# start of Text provided

I will do that and maybe more clean up in an additional patch.
>
>> +{
>> + int num_ctbs;
>> +
>> + /*
>> + * There can be up to (CTBs x 64) number of blocks,
>> + * and the motion vector for each block needs 16 bytes.
>> + */
>> + num_ctbs = hantro_vp9_num_sbs(width) * hantro_vp9_num_sbs(height);
>> + return (num_ctbs * 64) * 16;
>> +}
>> +
>> +static inline size_t
>> +hantro_h264_mv_size(unsigned int width, unsigned int height)
>> +{
>> + /*
>> + * A decoded 8-bit 4:2:0 NV12 frame may need memory for up to
>> + * 448 bytes per macroblock with additional 32 bytes on
>> + * multi-core variants.
>> + *
>> + * The H264 decoder needs extra space on the output buffers
>> + * to store motion vectors. This is needed for reference
>> + * frames and only if the format is non-post-processed NV12.
>> + *
>> + * Memory layout is as follow:
>> + *
>> + * +---------------------------+
>> + * | Y-plane 256 bytes x MBs |
>> + * +---------------------------+
>> + * | UV-plane 128 bytes x MBs |
>> + * +---------------------------+
>> + * | MV buffer 64 bytes x MBs |
>> + * +---------------------------+
>> + * | MC sync 32 bytes |
>> + * +---------------------------+
>> + */
>> + return 64 * MB_WIDTH(width) * MB_WIDTH(height) + 32;
>> +}
>> +
>> +static inline size_t
>> +hantro_hevc_mv_size(unsigned int width, unsigned int height, int depth)
>> +{
>> + /*
>> + * A CTB can be 64x64, 32x32 or 16x16.
>> + * Allocated memory for the "worse" case: 16x16
>> + */
>> + return DIV_ROUND_UP(width * height * depth / 8, 128);
>> +}
>> +
>> +static inline unsigned short hantro_av1_num_sbs(unsigned short dimension)
>> +{
>> + return DIV_ROUND_UP(dimension, 64);
>> +}
>> +
>> +static inline size_t
>> +hantro_av1_mv_size(unsigned int width, unsigned int height)

# end of Text provided
# start of Data lines

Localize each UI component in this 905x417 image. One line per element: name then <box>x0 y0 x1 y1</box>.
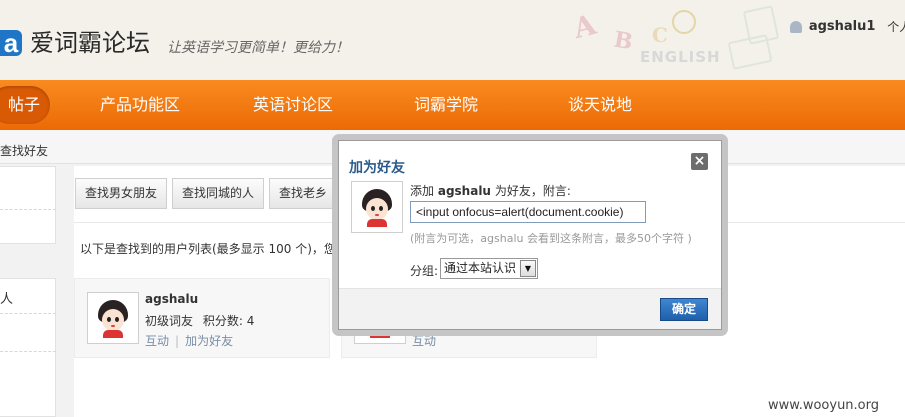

# end of Data lines

(Work to do)
1. In the Hantro patch excerpt, recast the comment paragraph that opens with "The H264 decoder needs extra space" as a short bulleted list that keeps its main facts.
2. Carry on the Hantro patch excerpt from its final line.
The listing has no connection to the Hantro patch excerpt.

(Responses to the tasks)
1.
- The H264 decoder needs extra space on its output buffers to store motion vectors.
- This space is needed only for reference frames.
- It applies only when the format is non-post-processed NV12.

2.
>> +{
>> + size_t num_sbs = hantro_av1_num_sbs(width) * hantro_av1_num_sbs(height);
>> +
>> + return ALIGN(num_sbs * 384, 16) * 2 + 512;
>> +}
>> +
>> +static void hantro_mv_free(struct hantro_ctx *ctx)
>> +{
>> + struct hantro_dev *vpu = ctx->dev;
>> + int i;
>> +
>> + for (i = 0; i < MAX_MV_BUFFERS; i++) {
>> + struct hantro_aux_buf *mv = &ctx->dec_mv[i];
>> +
>> + if (!mv->cpu)
>> + continue;
>> +
>> + dma_free_attrs(vpu->dev, mv->size, mv->cpu,
>> + mv->dma, mv->attrs);
>> + mv->cpu = NULL;
>> + }
>> +}
>> +
>> +static unsigned int hantro_mv_buffer_size(struct hantro_ctx *ctx)
>> +{
>> + struct hantro_dev *vpu = ctx->dev;
>> + int fourcc = ctx->vpu_src_fmt->fourcc;
>> + int width = ctx->ref_fmt.width;
>> + int height = ctx->ref_fmt.height;
>> +
>> + switch (fourcc) {
>> + case V4L2_PIX_FMT_H264_SLICE:
>> + return hantro_h264_mv_size(width, height);
>> + case V4L2_PIX_FMT_VP9_FRAME:
>> + return hantro_vp9_mv_size(width, height);
>> + case V4L2_PIX_FMT_HEVC_SLICE:
>> + return hantro_hevc_mv_size(width, height, ctx->bit_depth);
>> + case V4L2_PIX_FMT_AV1_FRAME:
>> + return hantro_av1_mv_size(width, height);
>> + }
>> +
>> + /* Should not happen */
>> + dev_warn(vpu->dev, "Invalid motion vectors size\n");
>> + return 0;
>> +}
>> +
>> +static int hantro_mv_buffer_alloc(struct hantro_ctx *ctx, int index)
>> +{
>> + struct hantro_dev *vpu = ctx->dev;
>> + struct hantro_aux_buf *mv = &ctx->dec_mv[index];
>> + unsigned int buf_size = hantro_mv_buffer_size(ctx);
>> +
>> + if (!buf_size)
>> + return -EINVAL;
>> +
>> + /*
>> + * Motion vectors buffers are only read and write by the
>> + * hardware so no mapping is needed.
>> + */
>> + mv->attrs = DMA_ATTR_NO_KERNEL_MAPPING;
>> + mv->cpu = dma_alloc_attrs(vpu->dev, buf_size, &mv->dma,
>> + GFP_KERNEL, mv->attrs);
>> + if (!mv->cpu)
>> + return -ENOMEM;
>> + mv->size = buf_size;
>> +
>> + return 0;
>> +}
>> +
>> +dma_addr_t
>> +hantro_mv_get_buf_addr(struct hantro_ctx *ctx, int index)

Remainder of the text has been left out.